TASK PROMPT:
Copy the lines below word for word, with no changes.

GIVEN ENTRIES:
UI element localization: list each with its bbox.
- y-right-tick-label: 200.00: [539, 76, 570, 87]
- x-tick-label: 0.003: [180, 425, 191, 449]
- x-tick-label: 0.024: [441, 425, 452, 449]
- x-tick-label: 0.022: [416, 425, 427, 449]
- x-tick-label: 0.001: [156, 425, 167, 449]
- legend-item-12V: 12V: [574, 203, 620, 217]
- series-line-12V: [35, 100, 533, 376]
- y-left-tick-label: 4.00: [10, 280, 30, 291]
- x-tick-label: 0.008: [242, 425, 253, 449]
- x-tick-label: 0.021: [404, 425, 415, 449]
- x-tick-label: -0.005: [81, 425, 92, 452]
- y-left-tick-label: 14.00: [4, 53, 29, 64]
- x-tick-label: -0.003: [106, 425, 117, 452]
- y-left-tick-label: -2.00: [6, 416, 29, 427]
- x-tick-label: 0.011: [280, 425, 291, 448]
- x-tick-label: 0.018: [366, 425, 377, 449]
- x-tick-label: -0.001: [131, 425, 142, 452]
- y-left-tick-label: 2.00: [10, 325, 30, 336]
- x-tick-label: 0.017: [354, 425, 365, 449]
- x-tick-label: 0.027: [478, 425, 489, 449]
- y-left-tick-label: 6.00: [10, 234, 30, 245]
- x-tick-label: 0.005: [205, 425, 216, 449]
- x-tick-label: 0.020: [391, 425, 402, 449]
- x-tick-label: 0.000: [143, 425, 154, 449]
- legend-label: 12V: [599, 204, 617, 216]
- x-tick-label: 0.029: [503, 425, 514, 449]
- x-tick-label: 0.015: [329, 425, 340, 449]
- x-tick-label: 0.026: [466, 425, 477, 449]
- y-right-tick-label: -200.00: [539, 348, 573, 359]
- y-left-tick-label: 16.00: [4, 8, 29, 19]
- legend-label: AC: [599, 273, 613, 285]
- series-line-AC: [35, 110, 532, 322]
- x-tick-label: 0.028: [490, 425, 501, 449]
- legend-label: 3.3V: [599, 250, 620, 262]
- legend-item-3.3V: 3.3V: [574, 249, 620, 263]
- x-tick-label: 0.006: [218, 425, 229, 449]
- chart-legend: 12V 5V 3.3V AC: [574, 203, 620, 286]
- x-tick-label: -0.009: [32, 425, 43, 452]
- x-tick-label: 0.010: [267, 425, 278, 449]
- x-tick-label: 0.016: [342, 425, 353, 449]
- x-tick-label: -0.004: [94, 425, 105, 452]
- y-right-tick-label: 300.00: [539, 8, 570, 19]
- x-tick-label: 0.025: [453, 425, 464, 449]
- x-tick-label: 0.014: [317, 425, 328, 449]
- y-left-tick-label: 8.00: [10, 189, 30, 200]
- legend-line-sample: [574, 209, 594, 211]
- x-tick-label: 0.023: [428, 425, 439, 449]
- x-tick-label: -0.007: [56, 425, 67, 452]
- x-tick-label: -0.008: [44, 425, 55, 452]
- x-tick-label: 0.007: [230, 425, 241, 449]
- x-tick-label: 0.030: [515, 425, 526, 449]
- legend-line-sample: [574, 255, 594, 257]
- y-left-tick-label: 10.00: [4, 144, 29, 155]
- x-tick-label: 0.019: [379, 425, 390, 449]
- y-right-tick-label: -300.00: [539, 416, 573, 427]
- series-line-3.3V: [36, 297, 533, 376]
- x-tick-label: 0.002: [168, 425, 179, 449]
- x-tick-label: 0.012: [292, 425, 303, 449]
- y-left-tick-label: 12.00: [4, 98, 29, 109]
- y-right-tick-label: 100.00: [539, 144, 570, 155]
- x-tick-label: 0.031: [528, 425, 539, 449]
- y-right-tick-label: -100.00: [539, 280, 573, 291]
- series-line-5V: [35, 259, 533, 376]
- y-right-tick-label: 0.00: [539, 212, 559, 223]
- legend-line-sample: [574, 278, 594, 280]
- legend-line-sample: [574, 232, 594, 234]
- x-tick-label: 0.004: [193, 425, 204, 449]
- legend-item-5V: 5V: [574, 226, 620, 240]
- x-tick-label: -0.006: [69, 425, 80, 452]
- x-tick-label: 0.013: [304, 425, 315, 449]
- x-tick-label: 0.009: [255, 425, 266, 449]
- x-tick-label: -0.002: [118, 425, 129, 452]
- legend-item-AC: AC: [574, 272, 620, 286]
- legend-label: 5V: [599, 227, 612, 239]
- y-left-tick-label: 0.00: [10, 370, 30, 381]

COMPLETE OUTPUT:
UI element localization: list each with its bbox.
- y-right-tick-label: 200.00: [539, 76, 570, 87]
- x-tick-label: 0.003: [180, 425, 191, 449]
- x-tick-label: 0.024: [441, 425, 452, 449]
- x-tick-label: 0.022: [416, 425, 427, 449]
- x-tick-label: 0.001: [156, 425, 167, 449]
- legend-item-12V: 12V: [574, 203, 620, 217]
- series-line-12V: [35, 100, 533, 376]
- y-left-tick-label: 4.00: [10, 280, 30, 291]
- x-tick-label: 0.008: [242, 425, 253, 449]
- x-tick-label: 0.021: [404, 425, 415, 449]
- x-tick-label: -0.005: [81, 425, 92, 452]
- y-left-tick-label: 14.00: [4, 53, 29, 64]
- x-tick-label: -0.003: [106, 425, 117, 452]
- y-left-tick-label: -2.00: [6, 416, 29, 427]
- x-tick-label: 0.011: [280, 425, 291, 448]
- x-tick-label: 0.018: [366, 425, 377, 449]
- x-tick-label: -0.001: [131, 425, 142, 452]
- y-left-tick-label: 2.00: [10, 325, 30, 336]
- x-tick-label: 0.017: [354, 425, 365, 449]
- x-tick-label: 0.027: [478, 425, 489, 449]
- y-left-tick-label: 6.00: [10, 234, 30, 245]
- x-tick-label: 0.005: [205, 425, 216, 449]
- x-tick-label: 0.020: [391, 425, 402, 449]
- x-tick-label: 0.000: [143, 425, 154, 449]
- legend-label: 12V: [599, 204, 617, 216]
- x-tick-label: 0.029: [503, 425, 514, 449]
- x-tick-label: 0.015: [329, 425, 340, 449]
- x-tick-label: 0.026: [466, 425, 477, 449]
- y-right-tick-label: -200.00: [539, 348, 573, 359]
- y-left-tick-label: 16.00: [4, 8, 29, 19]
- legend-label: AC: [599, 273, 613, 285]
- series-line-AC: [35, 110, 532, 322]
- x-tick-label: 0.028: [490, 425, 501, 449]
- legend-label: 3.3V: [599, 250, 620, 262]
- legend-item-3.3V: 3.3V: [574, 249, 620, 263]
- x-tick-label: 0.006: [218, 425, 229, 449]
- chart-legend: 12V 5V 3.3V AC: [574, 203, 620, 286]
- x-tick-label: -0.009: [32, 425, 43, 452]
- x-tick-label: 0.010: [267, 425, 278, 449]
- x-tick-label: 0.016: [342, 425, 353, 449]
- x-tick-label: -0.004: [94, 425, 105, 452]
- y-right-tick-label: 300.00: [539, 8, 570, 19]
- x-tick-label: 0.025: [453, 425, 464, 449]
- x-tick-label: 0.014: [317, 425, 328, 449]
- y-left-tick-label: 8.00: [10, 189, 30, 200]
- legend-line-sample: [574, 209, 594, 211]
- x-tick-label: 0.023: [428, 425, 439, 449]
- x-tick-label: -0.007: [56, 425, 67, 452]
- x-tick-label: -0.008: [44, 425, 55, 452]
- x-tick-label: 0.007: [230, 425, 241, 449]
- x-tick-label: 0.030: [515, 425, 526, 449]
- legend-line-sample: [574, 255, 594, 257]
- y-left-tick-label: 10.00: [4, 144, 29, 155]
- x-tick-label: 0.019: [379, 425, 390, 449]
- y-right-tick-label: -300.00: [539, 416, 573, 427]
- series-line-3.3V: [36, 297, 533, 376]
- x-tick-label: 0.002: [168, 425, 179, 449]
- x-tick-label: 0.012: [292, 425, 303, 449]
- y-left-tick-label: 12.00: [4, 98, 29, 109]
- y-right-tick-label: 100.00: [539, 144, 570, 155]
- x-tick-label: 0.031: [528, 425, 539, 449]
- y-right-tick-label: -100.00: [539, 280, 573, 291]
- series-line-5V: [35, 259, 533, 376]
- y-right-tick-label: 0.00: [539, 212, 559, 223]
- legend-line-sample: [574, 278, 594, 280]
- legend-line-sample: [574, 232, 594, 234]
- x-tick-label: 0.004: [193, 425, 204, 449]
- legend-item-5V: 5V: [574, 226, 620, 240]
- x-tick-label: -0.006: [69, 425, 80, 452]
- x-tick-label: 0.013: [304, 425, 315, 449]
- x-tick-label: 0.009: [255, 425, 266, 449]
- x-tick-label: -0.002: [118, 425, 129, 452]
- legend-item-AC: AC: [574, 272, 620, 286]
- legend-label: 5V: [599, 227, 612, 239]
- y-left-tick-label: 0.00: [10, 370, 30, 381]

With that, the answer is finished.